» **Exercise requirements**:
Copy out every record below with complete accuracy.

(Stored data entries)
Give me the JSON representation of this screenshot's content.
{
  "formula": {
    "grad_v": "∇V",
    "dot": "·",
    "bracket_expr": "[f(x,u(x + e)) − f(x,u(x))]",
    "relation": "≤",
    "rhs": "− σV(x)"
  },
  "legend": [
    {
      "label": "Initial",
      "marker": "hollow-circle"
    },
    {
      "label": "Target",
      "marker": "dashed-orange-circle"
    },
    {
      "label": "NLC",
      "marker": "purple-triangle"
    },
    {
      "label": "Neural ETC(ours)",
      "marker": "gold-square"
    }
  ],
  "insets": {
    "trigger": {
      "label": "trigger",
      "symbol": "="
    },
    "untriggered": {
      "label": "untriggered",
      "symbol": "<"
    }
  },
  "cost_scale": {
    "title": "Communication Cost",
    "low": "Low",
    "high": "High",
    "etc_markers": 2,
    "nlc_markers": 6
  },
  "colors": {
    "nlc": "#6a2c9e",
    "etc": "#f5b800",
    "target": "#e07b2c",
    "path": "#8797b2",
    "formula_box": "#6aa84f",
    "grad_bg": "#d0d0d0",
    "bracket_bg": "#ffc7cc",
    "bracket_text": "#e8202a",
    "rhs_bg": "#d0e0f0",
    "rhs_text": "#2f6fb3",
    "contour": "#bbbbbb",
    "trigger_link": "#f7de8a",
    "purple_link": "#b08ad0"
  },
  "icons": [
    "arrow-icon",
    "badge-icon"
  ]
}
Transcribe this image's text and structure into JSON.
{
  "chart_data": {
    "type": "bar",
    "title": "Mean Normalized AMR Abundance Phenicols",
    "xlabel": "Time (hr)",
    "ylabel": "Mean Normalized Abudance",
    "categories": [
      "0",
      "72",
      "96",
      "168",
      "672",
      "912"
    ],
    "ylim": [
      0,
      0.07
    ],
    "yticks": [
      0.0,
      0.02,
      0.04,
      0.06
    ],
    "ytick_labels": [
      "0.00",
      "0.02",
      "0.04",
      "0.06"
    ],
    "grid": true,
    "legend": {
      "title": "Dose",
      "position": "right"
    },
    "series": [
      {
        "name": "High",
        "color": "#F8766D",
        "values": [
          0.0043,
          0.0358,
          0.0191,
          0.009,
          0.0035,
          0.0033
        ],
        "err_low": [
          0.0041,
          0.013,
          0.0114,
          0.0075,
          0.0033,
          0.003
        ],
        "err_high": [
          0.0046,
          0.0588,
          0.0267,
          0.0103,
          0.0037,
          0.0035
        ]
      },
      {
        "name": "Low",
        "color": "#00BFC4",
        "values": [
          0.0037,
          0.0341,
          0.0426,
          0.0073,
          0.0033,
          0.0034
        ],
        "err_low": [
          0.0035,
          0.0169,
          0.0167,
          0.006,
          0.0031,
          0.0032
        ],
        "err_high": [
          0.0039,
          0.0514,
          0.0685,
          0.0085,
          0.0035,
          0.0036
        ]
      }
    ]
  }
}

» **Written response**:
Give me the JSON representation of this screenshot's content.
{
  "formula": {
    "grad_v": "∇V",
    "dot": "·",
    "bracket_expr": "[f(x,u(x + e)) − f(x,u(x))]",
    "relation": "≤",
    "rhs": "− σV(x)"
  },
  "legend": [
    {
      "label": "Initial",
      "marker": "hollow-circle"
    },
    {
      "label": "Target",
      "marker": "dashed-orange-circle"
    },
    {
      "label": "NLC",
      "marker": "purple-triangle"
    },
    {
      "label": "Neural ETC(ours)",
      "marker": "gold-square"
    }
  ],
  "insets": {
    "trigger": {
      "label": "trigger",
      "symbol": "="
    },
    "untriggered": {
      "label": "untriggered",
      "symbol": "<"
    }
  },
  "cost_scale": {
    "title": "Communication Cost",
    "low": "Low",
    "high": "High",
    "etc_markers": 2,
    "nlc_markers": 6
  },
  "colors": {
    "nlc": "#6a2c9e",
    "etc": "#f5b800",
    "target": "#e07b2c",
    "path": "#8797b2",
    "formula_box": "#6aa84f",
    "grad_bg": "#d0d0d0",
    "bracket_bg": "#ffc7cc",
    "bracket_text": "#e8202a",
    "rhs_bg": "#d0e0f0",
    "rhs_text": "#2f6fb3",
    "contour": "#bbbbbb",
    "trigger_link": "#f7de8a",
    "purple_link": "#b08ad0"
  },
  "icons": [
    "arrow-icon",
    "badge-icon"
  ]
}
Transcribe this image's text and structure into JSON.
{
  "chart_data": {
    "type": "bar",
    "title": "Mean Normalized AMR Abundance Phenicols",
    "xlabel": "Time (hr)",
    "ylabel": "Mean Normalized Abudance",
    "categories": [
      "0",
      "72",
      "96",
      "168",
      "672",
      "912"
    ],
    "ylim": [
      0,
      0.07
    ],
    "yticks": [
      0.0,
      0.02,
      0.04,
      0.06
    ],
    "ytick_labels": [
      "0.00",
      "0.02",
      "0.04",
      "0.06"
    ],
    "grid": true,
    "legend": {
      "title": "Dose",
      "position": "right"
    },
    "series": [
      {
        "name": "High",
        "color": "#F8766D",
        "values": [
          0.0043,
          0.0358,
          0.0191,
          0.009,
          0.0035,
          0.0033
        ],
        "err_low": [
          0.0041,
          0.013,
          0.0114,
          0.0075,
          0.0033,
          0.003
        ],
        "err_high": [
          0.0046,
          0.0588,
          0.0267,
          0.0103,
          0.0037,
          0.0035
        ]
      },
      {
        "name": "Low",
        "color": "#00BFC4",
        "values": [
          0.0037,
          0.0341,
          0.0426,
          0.0073,
          0.0033,
          0.0034
        ],
        "err_low": [
          0.0035,
          0.0169,
          0.0167,
          0.006,
          0.0031,
          0.0032
        ],
        "err_high": [
          0.0039,
          0.0514,
          0.0685,
          0.0085,
          0.0035,
          0.0036
        ]
      }
    ]
  }
}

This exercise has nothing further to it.